Énoncé du problème.
Donnez uniquement le nombre de lignes des données ci-dessous qui contiennent le mot « Polygon ».

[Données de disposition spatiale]
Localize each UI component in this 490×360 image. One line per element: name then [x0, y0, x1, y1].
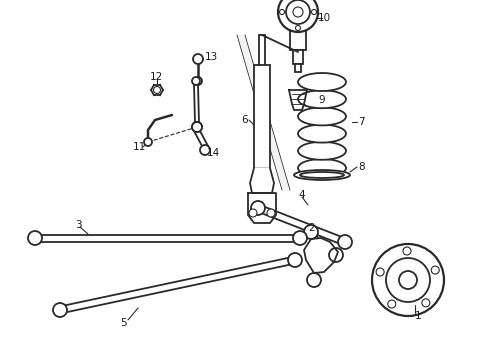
Circle shape — [307, 273, 321, 287]
Bar — [293, 50, 303, 64]
Text: 3: 3 — [75, 220, 82, 230]
Circle shape — [192, 77, 200, 85]
Ellipse shape — [298, 107, 346, 125]
Circle shape — [388, 300, 396, 308]
Bar — [290, 30, 306, 50]
Circle shape — [194, 77, 202, 85]
Circle shape — [293, 7, 303, 17]
Bar — [295, 64, 301, 72]
Polygon shape — [237, 35, 290, 190]
Text: 7: 7 — [358, 117, 365, 127]
Circle shape — [329, 248, 343, 262]
Circle shape — [251, 201, 265, 215]
Circle shape — [153, 86, 161, 94]
Ellipse shape — [298, 73, 346, 91]
Circle shape — [28, 231, 42, 245]
Ellipse shape — [294, 170, 350, 180]
Text: 11: 11 — [133, 142, 146, 152]
Text: 9: 9 — [318, 95, 324, 105]
Circle shape — [144, 138, 152, 146]
Circle shape — [249, 209, 257, 217]
Circle shape — [278, 0, 318, 32]
Text: 14: 14 — [207, 148, 220, 158]
Circle shape — [386, 258, 430, 302]
Text: 5: 5 — [120, 318, 126, 328]
Ellipse shape — [298, 142, 346, 160]
Circle shape — [422, 299, 430, 307]
Circle shape — [293, 231, 307, 245]
Circle shape — [267, 209, 275, 217]
Bar — [254, 65, 270, 168]
Polygon shape — [250, 168, 274, 193]
Text: 10: 10 — [318, 13, 331, 23]
Circle shape — [403, 247, 411, 255]
Text: 12: 12 — [150, 72, 163, 82]
Text: 6: 6 — [242, 115, 248, 125]
Circle shape — [312, 9, 317, 14]
Circle shape — [295, 26, 300, 31]
Circle shape — [193, 54, 203, 64]
Circle shape — [399, 271, 417, 289]
Polygon shape — [248, 193, 276, 223]
Text: 2: 2 — [308, 223, 315, 233]
Circle shape — [192, 122, 202, 132]
Circle shape — [431, 266, 439, 274]
Circle shape — [372, 244, 444, 316]
Circle shape — [376, 268, 384, 276]
Ellipse shape — [300, 172, 344, 178]
Ellipse shape — [298, 159, 346, 177]
Ellipse shape — [298, 125, 346, 143]
Polygon shape — [304, 238, 338, 273]
Text: 1: 1 — [415, 311, 421, 321]
Text: 8: 8 — [358, 162, 365, 172]
Polygon shape — [289, 90, 307, 110]
Circle shape — [338, 235, 352, 249]
Ellipse shape — [298, 90, 346, 108]
Text: 13: 13 — [205, 52, 218, 62]
Circle shape — [286, 0, 310, 24]
Text: 4: 4 — [298, 190, 305, 200]
Circle shape — [53, 303, 67, 317]
Circle shape — [200, 145, 210, 155]
Circle shape — [192, 122, 202, 132]
Circle shape — [279, 9, 285, 14]
Circle shape — [304, 225, 318, 239]
Circle shape — [288, 253, 302, 267]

Réponse complète.
5